── Record list
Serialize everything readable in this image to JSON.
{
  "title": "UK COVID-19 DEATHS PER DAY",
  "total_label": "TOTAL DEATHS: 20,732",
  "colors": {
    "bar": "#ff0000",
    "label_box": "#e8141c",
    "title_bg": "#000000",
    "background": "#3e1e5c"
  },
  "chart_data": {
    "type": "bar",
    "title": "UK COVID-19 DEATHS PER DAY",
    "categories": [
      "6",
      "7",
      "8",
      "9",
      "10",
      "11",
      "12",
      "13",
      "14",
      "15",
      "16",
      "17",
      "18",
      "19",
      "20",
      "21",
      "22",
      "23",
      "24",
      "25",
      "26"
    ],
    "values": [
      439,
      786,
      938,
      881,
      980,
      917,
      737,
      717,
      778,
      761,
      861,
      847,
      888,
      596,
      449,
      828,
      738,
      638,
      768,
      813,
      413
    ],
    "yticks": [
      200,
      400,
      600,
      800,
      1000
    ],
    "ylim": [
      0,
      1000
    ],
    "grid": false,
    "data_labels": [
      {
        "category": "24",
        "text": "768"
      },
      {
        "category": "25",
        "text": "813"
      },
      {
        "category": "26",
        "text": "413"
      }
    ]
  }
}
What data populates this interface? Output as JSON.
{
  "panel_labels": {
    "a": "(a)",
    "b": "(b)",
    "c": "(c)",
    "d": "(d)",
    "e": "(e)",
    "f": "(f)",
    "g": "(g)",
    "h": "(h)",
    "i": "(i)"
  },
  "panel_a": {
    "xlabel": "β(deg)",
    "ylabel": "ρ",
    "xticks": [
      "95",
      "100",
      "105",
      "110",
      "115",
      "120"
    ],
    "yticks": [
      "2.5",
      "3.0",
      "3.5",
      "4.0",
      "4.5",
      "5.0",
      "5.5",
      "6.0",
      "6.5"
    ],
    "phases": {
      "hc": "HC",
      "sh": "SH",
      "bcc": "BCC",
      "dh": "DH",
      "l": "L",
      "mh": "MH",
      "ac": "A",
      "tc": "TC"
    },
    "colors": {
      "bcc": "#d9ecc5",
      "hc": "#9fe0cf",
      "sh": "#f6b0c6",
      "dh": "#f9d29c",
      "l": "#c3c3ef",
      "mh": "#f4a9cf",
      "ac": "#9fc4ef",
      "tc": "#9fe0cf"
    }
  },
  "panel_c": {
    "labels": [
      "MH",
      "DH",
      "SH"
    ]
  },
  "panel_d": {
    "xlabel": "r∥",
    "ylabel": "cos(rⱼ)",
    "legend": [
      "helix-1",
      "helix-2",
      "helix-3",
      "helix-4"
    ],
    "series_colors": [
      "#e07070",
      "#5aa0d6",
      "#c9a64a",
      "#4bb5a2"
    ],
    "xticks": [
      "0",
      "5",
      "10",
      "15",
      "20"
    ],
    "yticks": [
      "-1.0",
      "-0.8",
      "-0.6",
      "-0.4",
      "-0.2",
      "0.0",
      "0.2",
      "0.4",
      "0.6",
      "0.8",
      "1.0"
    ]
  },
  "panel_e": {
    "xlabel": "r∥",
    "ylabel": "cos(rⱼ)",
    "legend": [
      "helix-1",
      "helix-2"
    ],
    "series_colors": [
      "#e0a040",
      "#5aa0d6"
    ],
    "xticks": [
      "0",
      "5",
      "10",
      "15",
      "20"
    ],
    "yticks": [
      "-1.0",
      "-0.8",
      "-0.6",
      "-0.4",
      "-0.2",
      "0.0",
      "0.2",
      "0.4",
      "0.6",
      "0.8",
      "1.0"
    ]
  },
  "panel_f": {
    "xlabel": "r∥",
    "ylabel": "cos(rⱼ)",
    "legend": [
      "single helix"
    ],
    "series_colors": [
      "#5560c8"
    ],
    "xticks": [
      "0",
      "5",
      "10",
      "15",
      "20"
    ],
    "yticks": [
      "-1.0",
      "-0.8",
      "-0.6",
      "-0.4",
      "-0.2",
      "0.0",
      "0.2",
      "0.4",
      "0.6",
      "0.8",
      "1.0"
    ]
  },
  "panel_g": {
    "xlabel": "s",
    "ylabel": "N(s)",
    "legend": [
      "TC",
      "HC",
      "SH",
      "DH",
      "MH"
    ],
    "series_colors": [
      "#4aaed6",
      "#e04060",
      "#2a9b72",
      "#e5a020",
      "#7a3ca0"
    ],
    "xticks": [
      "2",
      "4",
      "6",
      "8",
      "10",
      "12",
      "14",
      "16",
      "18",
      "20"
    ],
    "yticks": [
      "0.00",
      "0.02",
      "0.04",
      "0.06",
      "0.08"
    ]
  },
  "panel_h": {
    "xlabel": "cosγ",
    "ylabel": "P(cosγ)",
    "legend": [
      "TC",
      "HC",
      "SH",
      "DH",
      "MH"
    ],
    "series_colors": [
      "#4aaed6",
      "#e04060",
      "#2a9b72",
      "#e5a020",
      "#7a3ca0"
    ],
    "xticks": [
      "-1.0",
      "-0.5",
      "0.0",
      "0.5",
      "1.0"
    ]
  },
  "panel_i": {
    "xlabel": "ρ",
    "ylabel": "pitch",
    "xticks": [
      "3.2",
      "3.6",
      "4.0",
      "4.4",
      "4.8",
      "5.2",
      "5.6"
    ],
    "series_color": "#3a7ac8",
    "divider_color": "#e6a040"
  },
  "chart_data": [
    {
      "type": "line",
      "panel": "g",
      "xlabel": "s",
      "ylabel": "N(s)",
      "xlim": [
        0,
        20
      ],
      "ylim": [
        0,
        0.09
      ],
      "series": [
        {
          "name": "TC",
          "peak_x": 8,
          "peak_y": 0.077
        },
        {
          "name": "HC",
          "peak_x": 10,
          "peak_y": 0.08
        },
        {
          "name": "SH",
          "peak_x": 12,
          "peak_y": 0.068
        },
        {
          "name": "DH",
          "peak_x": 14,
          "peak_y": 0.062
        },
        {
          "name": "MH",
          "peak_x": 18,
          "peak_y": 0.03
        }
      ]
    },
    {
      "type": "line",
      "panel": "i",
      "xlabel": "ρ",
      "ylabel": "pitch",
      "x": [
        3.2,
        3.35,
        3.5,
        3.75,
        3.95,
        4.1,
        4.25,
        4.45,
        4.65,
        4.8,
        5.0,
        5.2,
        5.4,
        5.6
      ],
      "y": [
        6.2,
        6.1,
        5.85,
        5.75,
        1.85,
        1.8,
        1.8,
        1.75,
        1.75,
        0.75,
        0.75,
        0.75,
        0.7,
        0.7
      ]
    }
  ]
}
────
| Written problem |
Return each line that includes "DEATHS".

| Exercise solution |
  "title": "UK COVID-19 DEATHS PER DAY",
  "total_label": "TOTAL DEATHS: 20,732",
    "title": "UK COVID-19 DEATHS PER DAY",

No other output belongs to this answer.